Give the listing again exactly, omitting its images.
• • • • • • •
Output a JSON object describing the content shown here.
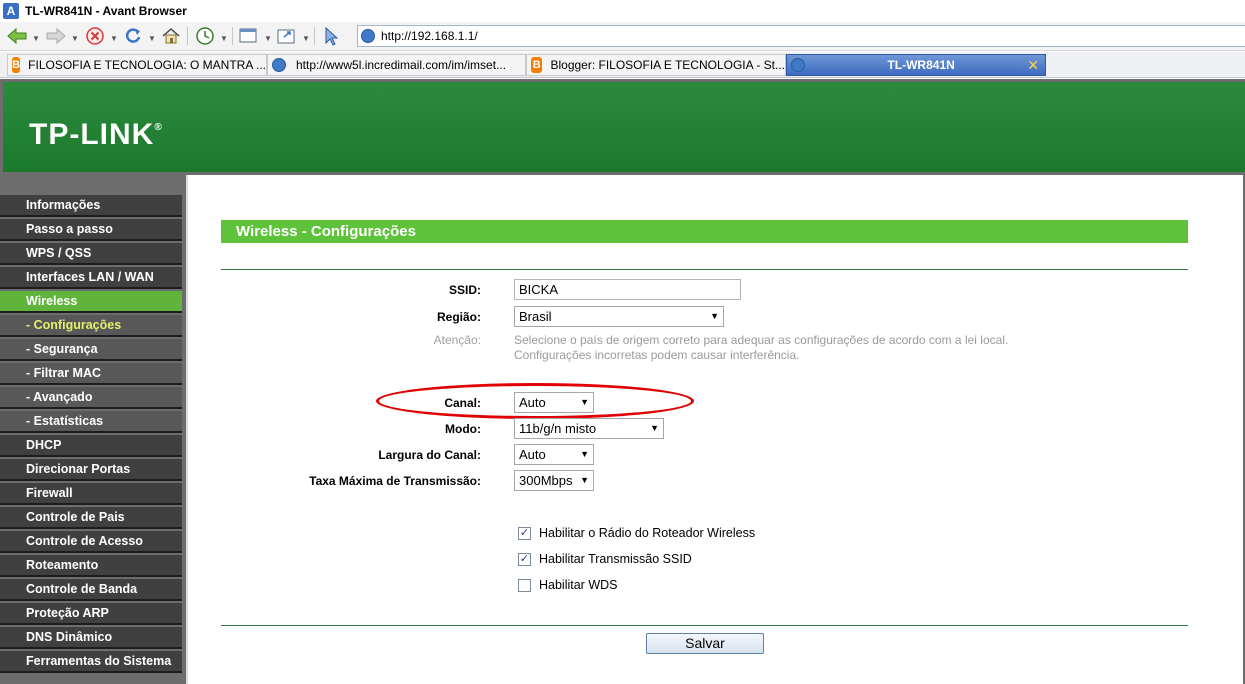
{
  "window": {
    "title": "TL-WR841N - Avant Browser"
  },
  "address_bar": {
    "url": "http://192.168.1.1/"
  },
  "tabs": [
    {
      "label": "FILOSOFIA E TECNOLOGIA: O MANTRA ...",
      "icon": "blogger-icon"
    },
    {
      "label": "http://www5l.incredimail.com/im/imset...",
      "icon": "ie-globe-icon"
    },
    {
      "label": "Blogger: FILOSOFIA E TECNOLOGIA - St...",
      "icon": "blogger-icon"
    },
    {
      "label": "TL-WR841N",
      "icon": "ie-globe-icon",
      "active": true
    }
  ],
  "brand": {
    "logo": "TP-LINK",
    "trademark": "®"
  },
  "sidebar": {
    "items": [
      {
        "label": "Informações"
      },
      {
        "label": "Passo a passo"
      },
      {
        "label": "WPS / QSS"
      },
      {
        "label": "Interfaces LAN / WAN"
      },
      {
        "label": "Wireless",
        "active": true
      },
      {
        "label": "- Configurações",
        "sub": true,
        "current": true
      },
      {
        "label": "- Segurança",
        "sub": true
      },
      {
        "label": "- Filtrar MAC",
        "sub": true
      },
      {
        "label": "- Avançado",
        "sub": true
      },
      {
        "label": "- Estatísticas",
        "sub": true
      },
      {
        "label": "DHCP"
      },
      {
        "label": "Direcionar Portas"
      },
      {
        "label": "Firewall"
      },
      {
        "label": "Controle de Pais"
      },
      {
        "label": "Controle de Acesso"
      },
      {
        "label": "Roteamento"
      },
      {
        "label": "Controle de Banda"
      },
      {
        "label": "Proteção ARP"
      },
      {
        "label": "DNS Dinâmico"
      },
      {
        "label": "Ferramentas do Sistema"
      }
    ]
  },
  "form": {
    "title": "Wireless - Configurações",
    "ssid": {
      "label": "SSID:",
      "value": "BICKA"
    },
    "regiao": {
      "label": "Região:",
      "value": "Brasil"
    },
    "atencao": {
      "label": "Atenção:",
      "line1": "Selecione o país de origem correto para adequar as configurações de acordo com a lei local.",
      "line2": "Configurações incorretas podem causar interferência."
    },
    "canal": {
      "label": "Canal:",
      "value": "Auto"
    },
    "modo": {
      "label": "Modo:",
      "value": "11b/g/n misto"
    },
    "largura": {
      "label": "Largura do Canal:",
      "value": "Auto"
    },
    "taxa": {
      "label": "Taxa Máxima de Transmissão:",
      "value": "300Mbps"
    },
    "checkboxes": [
      {
        "label": "Habilitar o Rádio do Roteador Wireless",
        "checked": true
      },
      {
        "label": "Habilitar Transmissão SSID",
        "checked": true
      },
      {
        "label": "Habilitar WDS",
        "checked": false
      }
    ],
    "save_label": "Salvar"
  },
  "colors": {
    "banner_green": "#238134",
    "section_green": "#5ec23a",
    "nav_active": "#60b43c",
    "nav_bg": "#404040",
    "highlight_red": "#e00000"
  }
}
• • • • • • •
[FULL SOLUTION]
Output a JSON object describing the content shown here.
{
  "window": {
    "title": "TL-WR841N - Avant Browser"
  },
  "address_bar": {
    "url": "http://192.168.1.1/"
  },
  "tabs": [
    {
      "label": "FILOSOFIA E TECNOLOGIA: O MANTRA ...",
      "icon": "blogger-icon"
    },
    {
      "label": "http://www5l.incredimail.com/im/imset...",
      "icon": "ie-globe-icon"
    },
    {
      "label": "Blogger: FILOSOFIA E TECNOLOGIA - St...",
      "icon": "blogger-icon"
    },
    {
      "label": "TL-WR841N",
      "icon": "ie-globe-icon",
      "active": true
    }
  ],
  "brand": {
    "logo": "TP-LINK",
    "trademark": "®"
  },
  "sidebar": {
    "items": [
      {
        "label": "Informações"
      },
      {
        "label": "Passo a passo"
      },
      {
        "label": "WPS / QSS"
      },
      {
        "label": "Interfaces LAN / WAN"
      },
      {
        "label": "Wireless",
        "active": true
      },
      {
        "label": "- Configurações",
        "sub": true,
        "current": true
      },
      {
        "label": "- Segurança",
        "sub": true
      },
      {
        "label": "- Filtrar MAC",
        "sub": true
      },
      {
        "label": "- Avançado",
        "sub": true
      },
      {
        "label": "- Estatísticas",
        "sub": true
      },
      {
        "label": "DHCP"
      },
      {
        "label": "Direcionar Portas"
      },
      {
        "label": "Firewall"
      },
      {
        "label": "Controle de Pais"
      },
      {
        "label": "Controle de Acesso"
      },
      {
        "label": "Roteamento"
      },
      {
        "label": "Controle de Banda"
      },
      {
        "label": "Proteção ARP"
      },
      {
        "label": "DNS Dinâmico"
      },
      {
        "label": "Ferramentas do Sistema"
      }
    ]
  },
  "form": {
    "title": "Wireless - Configurações",
    "ssid": {
      "label": "SSID:",
      "value": "BICKA"
    },
    "regiao": {
      "label": "Região:",
      "value": "Brasil"
    },
    "atencao": {
      "label": "Atenção:",
      "line1": "Selecione o país de origem correto para adequar as configurações de acordo com a lei local.",
      "line2": "Configurações incorretas podem causar interferência."
    },
    "canal": {
      "label": "Canal:",
      "value": "Auto"
    },
    "modo": {
      "label": "Modo:",
      "value": "11b/g/n misto"
    },
    "largura": {
      "label": "Largura do Canal:",
      "value": "Auto"
    },
    "taxa": {
      "label": "Taxa Máxima de Transmissão:",
      "value": "300Mbps"
    },
    "checkboxes": [
      {
        "label": "Habilitar o Rádio do Roteador Wireless",
        "checked": true
      },
      {
        "label": "Habilitar Transmissão SSID",
        "checked": true
      },
      {
        "label": "Habilitar WDS",
        "checked": false
      }
    ],
    "save_label": "Salvar"
  },
  "colors": {
    "banner_green": "#238134",
    "section_green": "#5ec23a",
    "nav_active": "#60b43c",
    "nav_bg": "#404040",
    "highlight_red": "#e00000"
  }
}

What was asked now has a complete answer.